**** Records for this exercise
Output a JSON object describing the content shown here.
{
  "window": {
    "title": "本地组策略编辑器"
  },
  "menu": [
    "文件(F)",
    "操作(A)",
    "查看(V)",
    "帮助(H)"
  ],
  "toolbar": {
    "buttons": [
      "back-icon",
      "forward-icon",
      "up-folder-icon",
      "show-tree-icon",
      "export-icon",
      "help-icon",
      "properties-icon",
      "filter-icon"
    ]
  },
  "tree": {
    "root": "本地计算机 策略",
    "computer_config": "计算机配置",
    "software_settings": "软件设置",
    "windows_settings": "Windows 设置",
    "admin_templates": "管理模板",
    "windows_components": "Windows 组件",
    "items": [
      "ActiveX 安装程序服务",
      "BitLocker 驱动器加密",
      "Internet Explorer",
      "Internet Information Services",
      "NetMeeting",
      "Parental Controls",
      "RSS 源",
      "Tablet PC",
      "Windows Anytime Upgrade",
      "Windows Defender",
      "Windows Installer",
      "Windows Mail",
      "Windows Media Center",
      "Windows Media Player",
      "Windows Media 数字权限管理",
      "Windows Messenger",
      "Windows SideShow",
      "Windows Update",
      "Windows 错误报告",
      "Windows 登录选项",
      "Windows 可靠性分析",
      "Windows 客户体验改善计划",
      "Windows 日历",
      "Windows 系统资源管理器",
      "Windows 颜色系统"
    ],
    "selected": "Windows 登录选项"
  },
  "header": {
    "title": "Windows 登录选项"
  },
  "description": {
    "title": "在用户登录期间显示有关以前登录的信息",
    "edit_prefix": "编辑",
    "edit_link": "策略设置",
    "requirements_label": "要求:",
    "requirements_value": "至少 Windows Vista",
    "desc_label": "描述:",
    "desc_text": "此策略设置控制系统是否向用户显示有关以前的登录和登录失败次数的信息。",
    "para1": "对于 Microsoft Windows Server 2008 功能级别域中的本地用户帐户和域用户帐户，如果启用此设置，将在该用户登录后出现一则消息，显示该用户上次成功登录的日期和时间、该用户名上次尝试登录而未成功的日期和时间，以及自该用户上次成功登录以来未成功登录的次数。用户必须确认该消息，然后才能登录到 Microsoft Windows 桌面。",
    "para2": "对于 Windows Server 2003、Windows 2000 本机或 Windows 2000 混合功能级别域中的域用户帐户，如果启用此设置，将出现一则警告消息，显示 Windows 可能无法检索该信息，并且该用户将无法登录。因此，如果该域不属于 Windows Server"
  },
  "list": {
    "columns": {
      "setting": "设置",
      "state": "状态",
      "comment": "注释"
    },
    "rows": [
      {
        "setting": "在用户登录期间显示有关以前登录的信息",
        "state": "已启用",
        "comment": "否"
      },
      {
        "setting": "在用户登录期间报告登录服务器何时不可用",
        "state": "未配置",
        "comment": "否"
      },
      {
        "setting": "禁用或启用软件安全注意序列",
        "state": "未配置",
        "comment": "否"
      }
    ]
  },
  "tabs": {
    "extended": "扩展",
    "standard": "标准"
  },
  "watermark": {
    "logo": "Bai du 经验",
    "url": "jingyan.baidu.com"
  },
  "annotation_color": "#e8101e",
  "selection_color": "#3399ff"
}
********
#### Stated task:
Retype the whole listing, matching it exactly.

#### Correct output:
Output a JSON object describing the content shown here.
{
  "window": {
    "title": "本地组策略编辑器"
  },
  "menu": [
    "文件(F)",
    "操作(A)",
    "查看(V)",
    "帮助(H)"
  ],
  "toolbar": {
    "buttons": [
      "back-icon",
      "forward-icon",
      "up-folder-icon",
      "show-tree-icon",
      "export-icon",
      "help-icon",
      "properties-icon",
      "filter-icon"
    ]
  },
  "tree": {
    "root": "本地计算机 策略",
    "computer_config": "计算机配置",
    "software_settings": "软件设置",
    "windows_settings": "Windows 设置",
    "admin_templates": "管理模板",
    "windows_components": "Windows 组件",
    "items": [
      "ActiveX 安装程序服务",
      "BitLocker 驱动器加密",
      "Internet Explorer",
      "Internet Information Services",
      "NetMeeting",
      "Parental Controls",
      "RSS 源",
      "Tablet PC",
      "Windows Anytime Upgrade",
      "Windows Defender",
      "Windows Installer",
      "Windows Mail",
      "Windows Media Center",
      "Windows Media Player",
      "Windows Media 数字权限管理",
      "Windows Messenger",
      "Windows SideShow",
      "Windows Update",
      "Windows 错误报告",
      "Windows 登录选项",
      "Windows 可靠性分析",
      "Windows 客户体验改善计划",
      "Windows 日历",
      "Windows 系统资源管理器",
      "Windows 颜色系统"
    ],
    "selected": "Windows 登录选项"
  },
  "header": {
    "title": "Windows 登录选项"
  },
  "description": {
    "title": "在用户登录期间显示有关以前登录的信息",
    "edit_prefix": "编辑",
    "edit_link": "策略设置",
    "requirements_label": "要求:",
    "requirements_value": "至少 Windows Vista",
    "desc_label": "描述:",
    "desc_text": "此策略设置控制系统是否向用户显示有关以前的登录和登录失败次数的信息。",
    "para1": "对于 Microsoft Windows Server 2008 功能级别域中的本地用户帐户和域用户帐户，如果启用此设置，将在该用户登录后出现一则消息，显示该用户上次成功登录的日期和时间、该用户名上次尝试登录而未成功的日期和时间，以及自该用户上次成功登录以来未成功登录的次数。用户必须确认该消息，然后才能登录到 Microsoft Windows 桌面。",
    "para2": "对于 Windows Server 2003、Windows 2000 本机或 Windows 2000 混合功能级别域中的域用户帐户，如果启用此设置，将出现一则警告消息，显示 Windows 可能无法检索该信息，并且该用户将无法登录。因此，如果该域不属于 Windows Server"
  },
  "list": {
    "columns": {
      "setting": "设置",
      "state": "状态",
      "comment": "注释"
    },
    "rows": [
      {
        "setting": "在用户登录期间显示有关以前登录的信息",
        "state": "已启用",
        "comment": "否"
      },
      {
        "setting": "在用户登录期间报告登录服务器何时不可用",
        "state": "未配置",
        "comment": "否"
      },
      {
        "setting": "禁用或启用软件安全注意序列",
        "state": "未配置",
        "comment": "否"
      }
    ]
  },
  "tabs": {
    "extended": "扩展",
    "standard": "标准"
  },
  "watermark": {
    "logo": "Bai du 经验",
    "url": "jingyan.baidu.com"
  },
  "annotation_color": "#e8101e",
  "selection_color": "#3399ff"
}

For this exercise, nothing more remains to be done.